Render the listing from its first line through the line containing "card-label: Priorité <box>1002" as a Markdown table with the columns Row and Line, leaving out blank lines.

>>>>

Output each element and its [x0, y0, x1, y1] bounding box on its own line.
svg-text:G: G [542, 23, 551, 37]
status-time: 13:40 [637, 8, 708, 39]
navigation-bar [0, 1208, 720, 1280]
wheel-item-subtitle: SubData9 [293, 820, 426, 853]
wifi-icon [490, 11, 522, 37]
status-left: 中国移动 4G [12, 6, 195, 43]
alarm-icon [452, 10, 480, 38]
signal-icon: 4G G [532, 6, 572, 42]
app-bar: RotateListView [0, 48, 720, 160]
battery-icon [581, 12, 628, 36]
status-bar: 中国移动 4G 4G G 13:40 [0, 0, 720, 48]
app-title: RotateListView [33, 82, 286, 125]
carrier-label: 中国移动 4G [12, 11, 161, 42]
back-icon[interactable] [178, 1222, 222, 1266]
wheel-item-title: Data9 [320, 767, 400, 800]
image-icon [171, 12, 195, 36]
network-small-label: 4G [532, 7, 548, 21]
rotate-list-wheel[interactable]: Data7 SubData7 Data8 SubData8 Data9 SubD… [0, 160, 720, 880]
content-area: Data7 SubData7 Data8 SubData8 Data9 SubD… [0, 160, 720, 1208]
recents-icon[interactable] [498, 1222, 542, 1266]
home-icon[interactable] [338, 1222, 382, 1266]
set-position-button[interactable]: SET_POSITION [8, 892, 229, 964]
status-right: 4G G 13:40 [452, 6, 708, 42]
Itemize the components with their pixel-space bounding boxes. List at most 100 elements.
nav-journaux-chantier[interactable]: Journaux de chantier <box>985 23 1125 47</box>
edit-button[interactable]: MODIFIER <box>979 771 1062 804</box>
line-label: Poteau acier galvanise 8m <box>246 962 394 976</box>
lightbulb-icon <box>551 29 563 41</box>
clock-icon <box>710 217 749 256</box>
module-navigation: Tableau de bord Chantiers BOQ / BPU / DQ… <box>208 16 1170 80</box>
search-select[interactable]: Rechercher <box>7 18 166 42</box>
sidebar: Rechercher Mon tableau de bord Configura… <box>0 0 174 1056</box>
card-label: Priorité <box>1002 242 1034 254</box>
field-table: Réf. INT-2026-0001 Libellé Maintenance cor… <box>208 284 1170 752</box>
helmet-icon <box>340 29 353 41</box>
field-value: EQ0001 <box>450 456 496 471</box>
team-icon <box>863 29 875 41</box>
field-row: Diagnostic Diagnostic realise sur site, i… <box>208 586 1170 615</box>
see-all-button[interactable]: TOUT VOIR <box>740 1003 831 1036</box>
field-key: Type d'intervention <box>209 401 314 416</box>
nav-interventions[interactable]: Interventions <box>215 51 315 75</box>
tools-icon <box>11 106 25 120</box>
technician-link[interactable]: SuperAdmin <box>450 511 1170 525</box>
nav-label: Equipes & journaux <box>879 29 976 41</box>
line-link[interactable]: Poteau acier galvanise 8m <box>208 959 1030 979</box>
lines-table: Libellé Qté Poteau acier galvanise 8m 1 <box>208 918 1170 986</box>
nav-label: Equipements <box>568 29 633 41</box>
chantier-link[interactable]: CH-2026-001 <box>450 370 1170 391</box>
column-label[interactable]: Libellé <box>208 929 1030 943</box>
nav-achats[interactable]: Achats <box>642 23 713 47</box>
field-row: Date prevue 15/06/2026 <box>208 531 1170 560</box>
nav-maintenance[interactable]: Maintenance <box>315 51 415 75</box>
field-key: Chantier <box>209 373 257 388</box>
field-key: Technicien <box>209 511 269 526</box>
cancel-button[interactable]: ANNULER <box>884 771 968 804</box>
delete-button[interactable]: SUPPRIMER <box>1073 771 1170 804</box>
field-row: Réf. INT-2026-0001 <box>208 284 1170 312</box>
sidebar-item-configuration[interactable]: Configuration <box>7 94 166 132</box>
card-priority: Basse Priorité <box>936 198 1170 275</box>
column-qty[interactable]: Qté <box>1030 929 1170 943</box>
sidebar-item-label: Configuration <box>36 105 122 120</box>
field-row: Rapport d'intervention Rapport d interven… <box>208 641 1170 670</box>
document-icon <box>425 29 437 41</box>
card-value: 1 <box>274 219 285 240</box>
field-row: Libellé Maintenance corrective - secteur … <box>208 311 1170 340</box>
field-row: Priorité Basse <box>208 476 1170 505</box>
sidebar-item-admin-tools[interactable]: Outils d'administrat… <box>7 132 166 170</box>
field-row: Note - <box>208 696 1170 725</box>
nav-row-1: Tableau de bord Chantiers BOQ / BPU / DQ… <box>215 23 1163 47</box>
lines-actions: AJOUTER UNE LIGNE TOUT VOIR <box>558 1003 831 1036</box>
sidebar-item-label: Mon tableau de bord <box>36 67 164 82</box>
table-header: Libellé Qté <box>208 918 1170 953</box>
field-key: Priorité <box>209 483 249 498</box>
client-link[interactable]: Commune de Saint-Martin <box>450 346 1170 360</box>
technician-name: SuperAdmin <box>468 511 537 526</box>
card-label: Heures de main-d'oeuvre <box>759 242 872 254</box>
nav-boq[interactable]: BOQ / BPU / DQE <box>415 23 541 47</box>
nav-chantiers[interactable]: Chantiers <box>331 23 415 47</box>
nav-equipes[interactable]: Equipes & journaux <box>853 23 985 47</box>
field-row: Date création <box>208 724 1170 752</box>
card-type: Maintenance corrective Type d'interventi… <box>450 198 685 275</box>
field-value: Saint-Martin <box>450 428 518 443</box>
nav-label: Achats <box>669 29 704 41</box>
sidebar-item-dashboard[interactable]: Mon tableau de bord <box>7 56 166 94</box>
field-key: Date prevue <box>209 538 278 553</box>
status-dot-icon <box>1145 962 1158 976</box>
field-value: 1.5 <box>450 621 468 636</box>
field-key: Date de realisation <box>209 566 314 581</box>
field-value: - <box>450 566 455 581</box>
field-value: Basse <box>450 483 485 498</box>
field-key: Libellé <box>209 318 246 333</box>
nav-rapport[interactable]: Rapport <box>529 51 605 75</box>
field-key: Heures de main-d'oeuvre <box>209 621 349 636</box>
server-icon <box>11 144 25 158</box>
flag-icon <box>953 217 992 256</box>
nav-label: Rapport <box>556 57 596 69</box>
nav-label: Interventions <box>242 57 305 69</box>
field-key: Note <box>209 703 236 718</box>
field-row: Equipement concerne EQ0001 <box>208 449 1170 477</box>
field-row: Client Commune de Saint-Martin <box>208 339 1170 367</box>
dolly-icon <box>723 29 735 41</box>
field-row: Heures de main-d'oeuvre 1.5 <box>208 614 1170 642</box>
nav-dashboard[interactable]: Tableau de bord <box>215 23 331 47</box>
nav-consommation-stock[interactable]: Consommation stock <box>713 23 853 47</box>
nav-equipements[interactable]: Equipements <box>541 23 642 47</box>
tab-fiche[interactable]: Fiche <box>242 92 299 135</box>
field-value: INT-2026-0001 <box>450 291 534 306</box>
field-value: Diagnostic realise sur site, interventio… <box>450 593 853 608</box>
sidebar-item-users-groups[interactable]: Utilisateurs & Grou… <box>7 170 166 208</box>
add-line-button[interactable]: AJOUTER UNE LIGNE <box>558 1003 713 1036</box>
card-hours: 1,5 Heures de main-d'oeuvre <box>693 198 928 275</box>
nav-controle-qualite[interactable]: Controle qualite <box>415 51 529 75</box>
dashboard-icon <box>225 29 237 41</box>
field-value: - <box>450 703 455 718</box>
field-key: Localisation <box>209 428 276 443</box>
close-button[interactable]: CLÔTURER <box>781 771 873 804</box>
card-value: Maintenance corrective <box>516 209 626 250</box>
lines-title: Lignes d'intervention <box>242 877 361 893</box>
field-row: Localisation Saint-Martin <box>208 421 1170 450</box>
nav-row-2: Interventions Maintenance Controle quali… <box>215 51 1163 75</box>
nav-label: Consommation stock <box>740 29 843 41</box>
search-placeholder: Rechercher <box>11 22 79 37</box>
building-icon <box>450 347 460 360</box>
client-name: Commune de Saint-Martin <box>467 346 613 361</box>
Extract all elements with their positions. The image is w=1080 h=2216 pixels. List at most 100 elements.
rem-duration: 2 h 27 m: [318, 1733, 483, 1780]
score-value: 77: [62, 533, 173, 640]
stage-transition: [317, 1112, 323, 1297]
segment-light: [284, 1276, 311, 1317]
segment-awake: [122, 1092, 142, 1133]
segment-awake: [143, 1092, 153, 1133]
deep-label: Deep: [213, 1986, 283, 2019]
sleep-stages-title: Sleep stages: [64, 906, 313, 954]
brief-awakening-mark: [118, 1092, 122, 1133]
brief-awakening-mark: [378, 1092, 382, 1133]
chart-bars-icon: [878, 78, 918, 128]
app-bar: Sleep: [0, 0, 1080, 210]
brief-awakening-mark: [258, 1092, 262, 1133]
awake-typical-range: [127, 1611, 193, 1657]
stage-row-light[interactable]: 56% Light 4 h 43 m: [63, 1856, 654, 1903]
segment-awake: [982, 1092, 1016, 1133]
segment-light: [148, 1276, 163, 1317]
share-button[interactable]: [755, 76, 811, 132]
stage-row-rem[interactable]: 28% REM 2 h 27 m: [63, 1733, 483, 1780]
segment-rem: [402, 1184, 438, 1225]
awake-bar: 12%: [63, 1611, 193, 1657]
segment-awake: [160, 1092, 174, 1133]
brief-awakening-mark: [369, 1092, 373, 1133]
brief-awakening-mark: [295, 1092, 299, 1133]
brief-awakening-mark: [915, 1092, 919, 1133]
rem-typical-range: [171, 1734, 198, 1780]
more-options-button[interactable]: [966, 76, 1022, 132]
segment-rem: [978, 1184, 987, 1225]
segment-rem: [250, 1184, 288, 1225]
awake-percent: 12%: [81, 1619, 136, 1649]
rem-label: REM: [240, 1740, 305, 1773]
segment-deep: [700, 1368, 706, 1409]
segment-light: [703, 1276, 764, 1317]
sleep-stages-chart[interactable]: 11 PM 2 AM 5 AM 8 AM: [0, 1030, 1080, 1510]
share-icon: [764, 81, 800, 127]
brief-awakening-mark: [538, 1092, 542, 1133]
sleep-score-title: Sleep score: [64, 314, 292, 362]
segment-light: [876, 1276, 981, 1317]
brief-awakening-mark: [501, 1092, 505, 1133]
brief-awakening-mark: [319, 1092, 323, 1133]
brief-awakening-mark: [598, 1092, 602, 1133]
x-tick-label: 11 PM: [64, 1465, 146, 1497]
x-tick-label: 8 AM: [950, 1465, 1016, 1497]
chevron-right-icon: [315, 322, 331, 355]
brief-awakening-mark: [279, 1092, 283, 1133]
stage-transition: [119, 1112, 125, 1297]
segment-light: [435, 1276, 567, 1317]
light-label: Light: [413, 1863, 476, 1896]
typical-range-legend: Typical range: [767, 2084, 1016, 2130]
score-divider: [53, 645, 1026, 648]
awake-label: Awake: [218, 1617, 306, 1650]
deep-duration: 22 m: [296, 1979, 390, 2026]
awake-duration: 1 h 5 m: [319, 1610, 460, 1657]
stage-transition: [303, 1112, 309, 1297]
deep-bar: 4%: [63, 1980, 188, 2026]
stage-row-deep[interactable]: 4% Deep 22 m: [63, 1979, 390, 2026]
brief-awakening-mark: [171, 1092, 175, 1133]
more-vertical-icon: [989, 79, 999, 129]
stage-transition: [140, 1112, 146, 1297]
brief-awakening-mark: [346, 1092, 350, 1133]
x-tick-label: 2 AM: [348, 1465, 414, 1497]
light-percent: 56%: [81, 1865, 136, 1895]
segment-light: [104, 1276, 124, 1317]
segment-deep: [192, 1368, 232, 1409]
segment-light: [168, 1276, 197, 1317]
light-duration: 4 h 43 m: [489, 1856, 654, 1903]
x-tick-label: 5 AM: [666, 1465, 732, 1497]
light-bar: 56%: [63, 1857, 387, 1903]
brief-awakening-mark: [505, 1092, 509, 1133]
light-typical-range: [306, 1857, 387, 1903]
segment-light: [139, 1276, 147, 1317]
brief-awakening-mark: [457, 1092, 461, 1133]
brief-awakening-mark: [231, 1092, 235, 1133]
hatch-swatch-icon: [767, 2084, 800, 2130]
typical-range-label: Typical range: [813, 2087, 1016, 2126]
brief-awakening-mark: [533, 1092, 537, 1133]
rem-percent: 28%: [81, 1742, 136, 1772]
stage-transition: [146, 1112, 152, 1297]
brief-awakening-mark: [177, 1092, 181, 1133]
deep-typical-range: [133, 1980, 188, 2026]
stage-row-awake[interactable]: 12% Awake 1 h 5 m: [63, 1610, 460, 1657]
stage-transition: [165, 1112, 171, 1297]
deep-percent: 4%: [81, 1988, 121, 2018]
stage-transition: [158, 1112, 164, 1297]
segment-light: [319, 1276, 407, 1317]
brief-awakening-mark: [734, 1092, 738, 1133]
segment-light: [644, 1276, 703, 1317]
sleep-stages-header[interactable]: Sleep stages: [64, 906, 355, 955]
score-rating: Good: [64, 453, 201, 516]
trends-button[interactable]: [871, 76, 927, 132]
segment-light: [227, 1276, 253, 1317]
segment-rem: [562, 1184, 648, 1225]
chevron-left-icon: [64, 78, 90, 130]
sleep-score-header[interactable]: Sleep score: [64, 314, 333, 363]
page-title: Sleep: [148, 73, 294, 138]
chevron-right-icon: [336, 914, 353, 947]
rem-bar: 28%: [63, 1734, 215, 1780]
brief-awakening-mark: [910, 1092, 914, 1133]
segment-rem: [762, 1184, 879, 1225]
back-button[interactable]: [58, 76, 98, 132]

<<<<

Result:
| Row | Line |
|---|---|
| 1 | Output each element and its [x0, y0, x1, y1] bounding box on its own line. |
| 2 | svg-text:G: G [542, 23, 551, 37] |
| 3 | status-time: 13:40 [637, 8, 708, 39] |
| 4 | navigation-bar [0, 1208, 720, 1280] |
| 5 | wheel-item-subtitle: SubData9 [293, 820, 426, 853] |
| 6 | wifi-icon [490, 11, 522, 37] |
| 7 | status-left: 中国移动 4G [12, 6, 195, 43] |
| 8 | alarm-icon [452, 10, 480, 38] |
| 9 | signal-icon: 4G G [532, 6, 572, 42] |
| 10 | app-bar: RotateListView [0, 48, 720, 160] |
| 11 | battery-icon [581, 12, 628, 36] |
| 12 | status-bar: 中国移动 4G 4G G 13:40 [0, 0, 720, 48] |
| 13 | app-title: RotateListView [33, 82, 286, 125] |
| 14 | carrier-label: 中国移动 4G [12, 11, 161, 42] |
| 15 | back-icon[interactable] [178, 1222, 222, 1266] |
| 16 | wheel-item-title: Data9 [320, 767, 400, 800] |
| 17 | image-icon [171, 12, 195, 36] |
| 18 | network-small-label: 4G [532, 7, 548, 21] |
| 19 | rotate-list-wheel[interactable]: Data7 SubData7 Data8 SubData8 Data9 SubD… [0, 160, 720, 880] |
| 20 | content-area: Data7 SubData7 Data8 SubData8 Data9 SubD… [0, 160, 720, 1208] |
| 21 | recents-icon[interactable] [498, 1222, 542, 1266] |
| 22 | home-icon[interactable] [338, 1222, 382, 1266] |
| 23 | set-position-button[interactable]: SET_POSITION [8, 892, 229, 964] |
| 24 | status-right: 4G G 13:40 [452, 6, 708, 42] |
| 25 | Itemize the components with their pixel-space bounding boxes. List at most 100 elements. |
| 26 | nav-journaux-chantier[interactable]: Journaux de chantier <box>985 23 1125 47</box> |
| 27 | edit-button[interactable]: MODIFIER <box>979 771 1062 804</box> |
| 28 | line-label: Poteau acier galvanise 8m <box>246 962 394 976</box> |
| 29 | lightbulb-icon <box>551 29 563 41</box> |
| 30 | clock-icon <box>710 217 749 256</box> |
| 31 | module-navigation: Tableau de bord Chantiers BOQ / BPU / DQ… <box>208 16 1170 80</box> |
| 32 | search-select[interactable]: Rechercher <box>7 18 166 42</box> |
| 33 | sidebar: Rechercher Mon tableau de bord Configura… <box>0 0 174 1056</box> |
| 34 | card-label: Priorité <box>1002 242 1034 254</box> |